Saved data entries:
begin
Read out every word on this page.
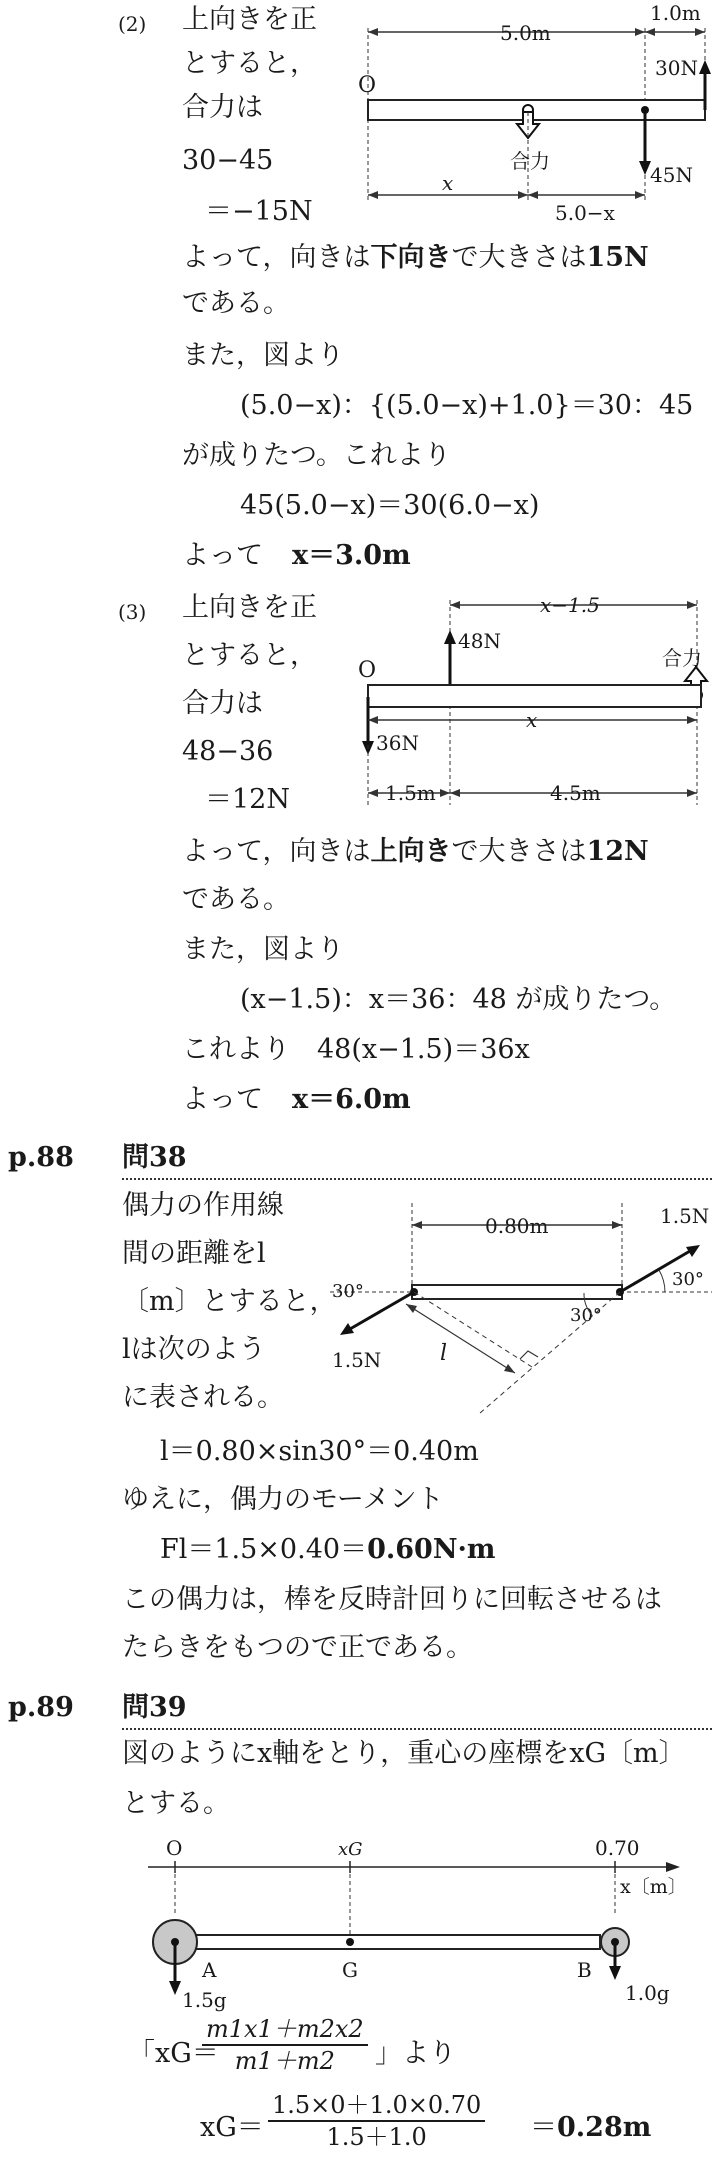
(2) 上向きを正
とすると，
合力は
30−45
＝−15N
5.0m
1.0m
O
30N
45N
合力
x
5.0−x
よって，向きは下向きで大きさは15N
である。
また，図より
(5.0−x)：{(5.0−x)+1.0}＝30：45
が成りたつ。これより
45(5.0−x)＝30(6.0−x)
よって x＝3.0m
(3) 上向きを正
とすると，
合力は
48−36
＝12N
x−1.5
48N
合力
O
36N
x
1.5m	4.5m
よって，向きは上向きで大きさは12N
である。
また，図より
(x−1.5)：x＝36：48 が成りたつ。
これより　48(x−1.5)＝36x
よって x＝6.0m
p.88 問38
偶力の作用線
間の距離をl
〔m〕とすると，
lは次のよう
に表される。
0.80m
1.5N
30°
1.5N
30°
30°
l
l＝0.80×sin30°＝0.40m
ゆえに，偶力のモーメント
Fl＝1.5×0.40＝0.60N·m
この偶力は，棒を反時計回りに回転させるは
たらきをもつので正である。
p.89 問39
図のようにx軸をとり，重心の座標をxG〔m〕
とする。
O	xG	0.70
x〔m〕
A
1.5g
G	B
1.0g
「xG＝
$\frac{m1x1+m2x2}{m1+m2}$ 」より
$xG= \frac{1.5\times 0+1.0\times 0.70}{1.5+1.0} =0.28m$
end
### What needs to be done
Each entry gets copied exactly; the pictures stay out.

### Solution below
Read out every word on this page.
(2) 上向きを正
とすると，
合力は
30−45
＝−15N
5.0m
1.0m
O
30N
45N
合力
x
5.0−x
よって，向きは下向きで大きさは15N
である。
また，図より
(5.0−x)：{(5.0−x)+1.0}＝30：45
が成りたつ。これより
45(5.0−x)＝30(6.0−x)
よって x＝3.0m
(3) 上向きを正
とすると，
合力は
48−36
＝12N
x−1.5
48N
合力
O
36N
x
1.5m	4.5m
よって，向きは上向きで大きさは12N
である。
また，図より
(x−1.5)：x＝36：48 が成りたつ。
これより　48(x−1.5)＝36x
よって x＝6.0m
p.88 問38
偶力の作用線
間の距離をl
〔m〕とすると，
lは次のよう
に表される。
0.80m
1.5N
30°
1.5N
30°
30°
l
l＝0.80×sin30°＝0.40m
ゆえに，偶力のモーメント
Fl＝1.5×0.40＝0.60N·m
この偶力は，棒を反時計回りに回転させるは
たらきをもつので正である。
p.89 問39
図のようにx軸をとり，重心の座標をxG〔m〕
とする。
O	xG	0.70
x〔m〕
A
1.5g
G	B
1.0g
「xG＝
$\frac{m1x1+m2x2}{m1+m2}$ 」より
$xG= \frac{1.5\times 0+1.0\times 0.70}{1.5+1.0} =0.28m$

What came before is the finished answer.